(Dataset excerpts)
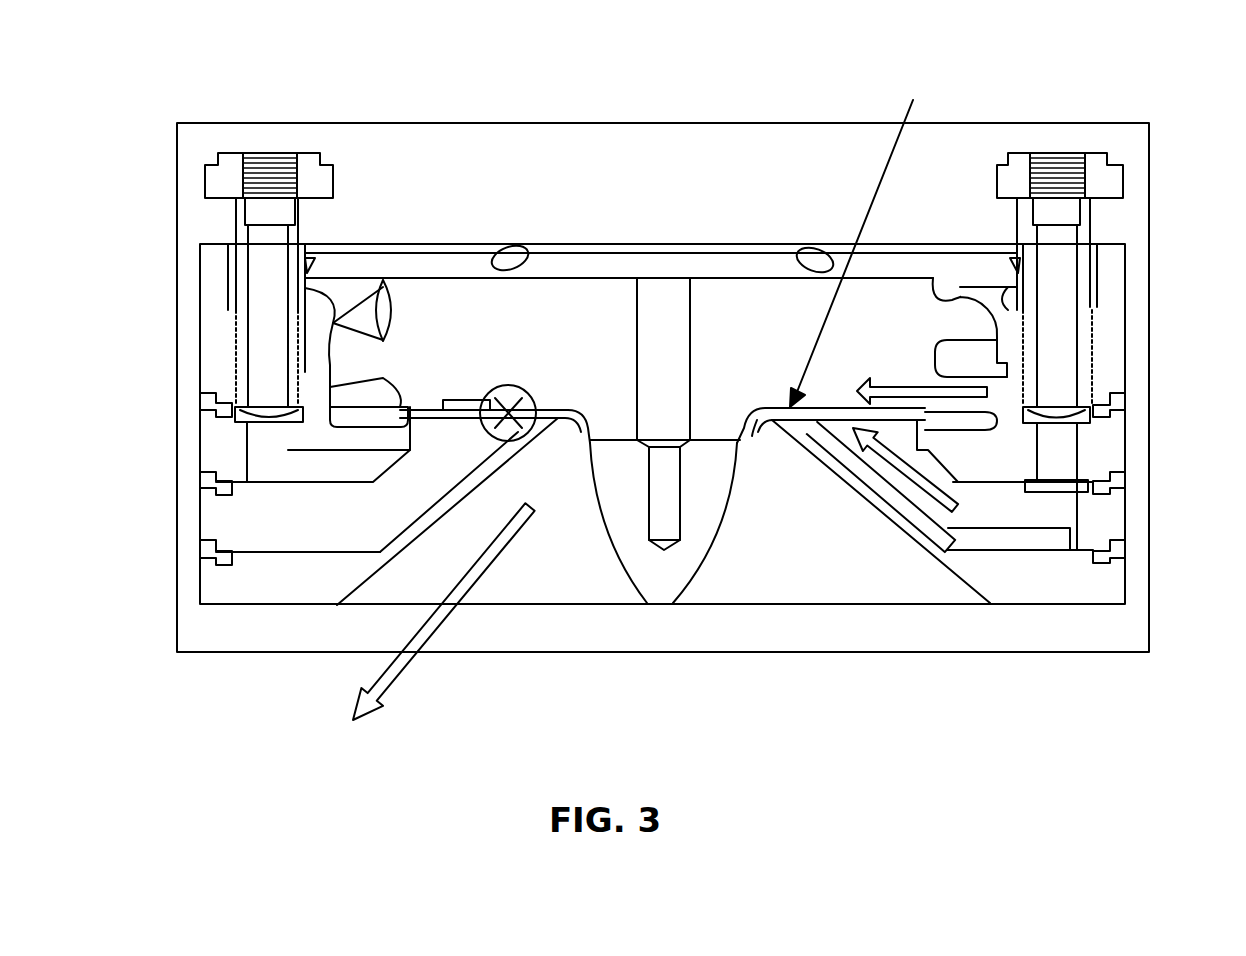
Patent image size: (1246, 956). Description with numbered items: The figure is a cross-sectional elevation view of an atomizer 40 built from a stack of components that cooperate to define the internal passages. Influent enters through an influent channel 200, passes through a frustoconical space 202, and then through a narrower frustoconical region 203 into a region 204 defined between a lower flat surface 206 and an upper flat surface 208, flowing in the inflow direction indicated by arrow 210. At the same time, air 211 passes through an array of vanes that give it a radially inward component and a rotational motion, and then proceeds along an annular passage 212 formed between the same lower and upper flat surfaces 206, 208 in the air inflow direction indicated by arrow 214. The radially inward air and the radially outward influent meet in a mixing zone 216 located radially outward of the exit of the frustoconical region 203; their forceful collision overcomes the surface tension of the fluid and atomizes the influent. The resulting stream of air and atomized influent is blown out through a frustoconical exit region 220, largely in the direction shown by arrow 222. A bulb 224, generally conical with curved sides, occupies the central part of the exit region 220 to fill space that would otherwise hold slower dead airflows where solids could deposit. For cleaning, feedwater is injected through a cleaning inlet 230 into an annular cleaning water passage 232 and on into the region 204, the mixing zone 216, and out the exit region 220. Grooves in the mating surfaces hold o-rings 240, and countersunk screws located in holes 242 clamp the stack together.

The atomizer 40 is at (133, 254).
The influent channel 200 is at (1060, 210).
The frustoconical space 202 is at (868, 478).
The frustoconical region 203 is at (772, 424).
The region 204 is at (865, 241).
The lower flat surface 206 is at (762, 426).
The upper flat surface 208 is at (770, 402).
The arrow 210 is at (943, 515).
The air 211 is at (364, 270).
The annular passage 212 is at (438, 398).
The arrow 214 is at (995, 387).
The mixing zone 216 is at (508, 390).
The frustoconical exit region 220 is at (553, 565).
The arrow 222 is at (407, 670).
The bulb 224 is at (645, 573).
The cleaning inlet 230 is at (268, 207).
The annular cleaning water passage 232 is at (312, 470).
The o-rings 240 is at (217, 410).
The holes 242 is at (810, 260).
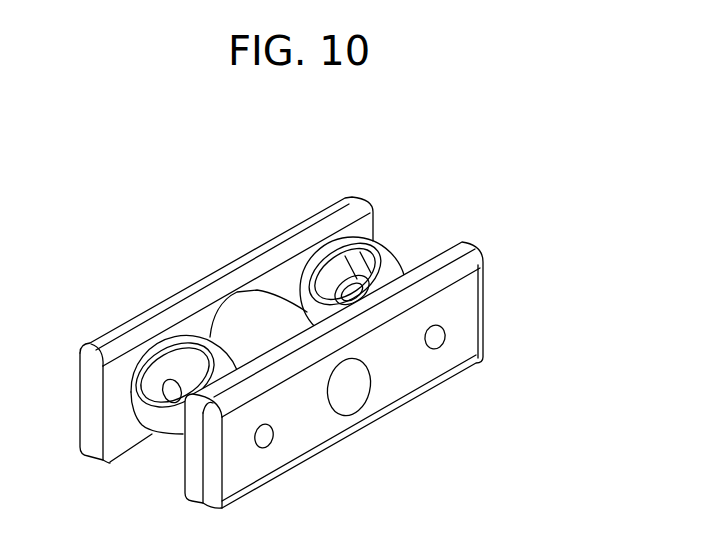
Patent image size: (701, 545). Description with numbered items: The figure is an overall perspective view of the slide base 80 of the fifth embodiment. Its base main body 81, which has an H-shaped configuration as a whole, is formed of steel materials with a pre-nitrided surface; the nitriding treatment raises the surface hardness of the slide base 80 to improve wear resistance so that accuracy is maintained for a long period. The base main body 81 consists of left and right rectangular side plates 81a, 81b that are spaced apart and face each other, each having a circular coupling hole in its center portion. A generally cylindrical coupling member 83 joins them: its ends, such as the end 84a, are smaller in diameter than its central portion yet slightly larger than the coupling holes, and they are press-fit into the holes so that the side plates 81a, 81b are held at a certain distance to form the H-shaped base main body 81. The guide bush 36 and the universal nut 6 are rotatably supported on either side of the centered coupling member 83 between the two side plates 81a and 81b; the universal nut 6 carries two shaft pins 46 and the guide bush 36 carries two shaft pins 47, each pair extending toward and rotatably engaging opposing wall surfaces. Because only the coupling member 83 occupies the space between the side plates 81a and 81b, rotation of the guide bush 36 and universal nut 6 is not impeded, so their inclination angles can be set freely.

_PROBLEM:_
Gather every line from the items above that contains the word "zone" and copy each one in full.

_PROBLEM SOLUTION:_
Patent image size: (1246, 956). Description with numbered items: The figure is a cross-sectional elevation view of an atomizer 40 built from a stack of components that cooperate to define the internal passages. Influent enters through an influent channel 200, passes through a frustoconical space 202, and then through a narrower frustoconical region 203 into a region 204 defined between a lower flat surface 206 and an upper flat surface 208, flowing in the inflow direction indicated by arrow 210. At the same time, air 211 passes through an array of vanes that give it a radially inward component and a rotational motion, and then proceeds along an annular passage 212 formed between the same lower and upper flat surfaces 206, 208 in the air inflow direction indicated by arrow 214. The radially inward air and the radially outward influent meet in a mixing zone 216 located radially outward of the exit of the frustoconical region 203; their forceful collision overcomes the surface tension of the fluid and atomizes the influent. The resulting stream of air and atomized influent is blown out through a frustoconical exit region 220, largely in the direction shown by arrow 222. A bulb 224, generally conical with curved sides, occupies the central part of the exit region 220 to fill space that would otherwise hold slower dead airflows where solids could deposit. For cleaning, feedwater is injected through a cleaning inlet 230 into an annular cleaning water passage 232 and on into the region 204, the mixing zone 216, and out the exit region 220. Grooves in the mating surfaces hold o-rings 240, and countersunk screws located in holes 242 clamp the stack together.
The mixing zone 216 is at (508, 390).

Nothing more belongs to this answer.